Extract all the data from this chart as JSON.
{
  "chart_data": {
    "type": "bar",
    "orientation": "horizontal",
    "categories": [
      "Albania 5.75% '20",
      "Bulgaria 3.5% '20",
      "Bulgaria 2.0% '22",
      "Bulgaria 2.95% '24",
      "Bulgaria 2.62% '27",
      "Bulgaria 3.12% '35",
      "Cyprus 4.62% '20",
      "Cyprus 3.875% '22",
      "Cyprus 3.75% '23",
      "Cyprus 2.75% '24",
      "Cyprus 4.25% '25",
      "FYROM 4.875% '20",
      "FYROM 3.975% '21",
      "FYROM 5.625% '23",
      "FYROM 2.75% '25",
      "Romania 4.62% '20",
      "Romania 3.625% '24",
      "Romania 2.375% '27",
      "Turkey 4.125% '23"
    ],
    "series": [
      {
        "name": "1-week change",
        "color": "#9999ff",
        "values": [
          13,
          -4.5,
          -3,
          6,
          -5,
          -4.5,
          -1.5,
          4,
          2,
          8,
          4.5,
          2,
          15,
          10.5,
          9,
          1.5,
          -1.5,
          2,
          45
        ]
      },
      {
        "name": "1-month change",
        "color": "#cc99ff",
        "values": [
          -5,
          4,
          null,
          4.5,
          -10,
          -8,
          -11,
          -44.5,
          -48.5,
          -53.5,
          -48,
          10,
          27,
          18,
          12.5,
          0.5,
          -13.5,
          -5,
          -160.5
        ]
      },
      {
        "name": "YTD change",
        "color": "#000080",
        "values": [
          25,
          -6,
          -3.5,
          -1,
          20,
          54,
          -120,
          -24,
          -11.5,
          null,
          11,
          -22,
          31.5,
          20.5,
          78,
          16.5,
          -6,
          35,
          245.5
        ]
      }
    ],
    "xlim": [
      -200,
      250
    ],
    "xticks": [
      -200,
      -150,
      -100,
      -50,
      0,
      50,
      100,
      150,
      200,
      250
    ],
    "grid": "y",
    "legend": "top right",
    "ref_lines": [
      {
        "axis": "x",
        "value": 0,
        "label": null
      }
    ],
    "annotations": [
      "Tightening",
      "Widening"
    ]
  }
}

§

* **PROBLEM STATEMENT**: Copy, from the material above, each line in which the string "change" occurs.

* **ANSWER TO THIS PROBLEM**:
        "name": "1-week change",
        "name": "1-month change",
        "name": "YTD change",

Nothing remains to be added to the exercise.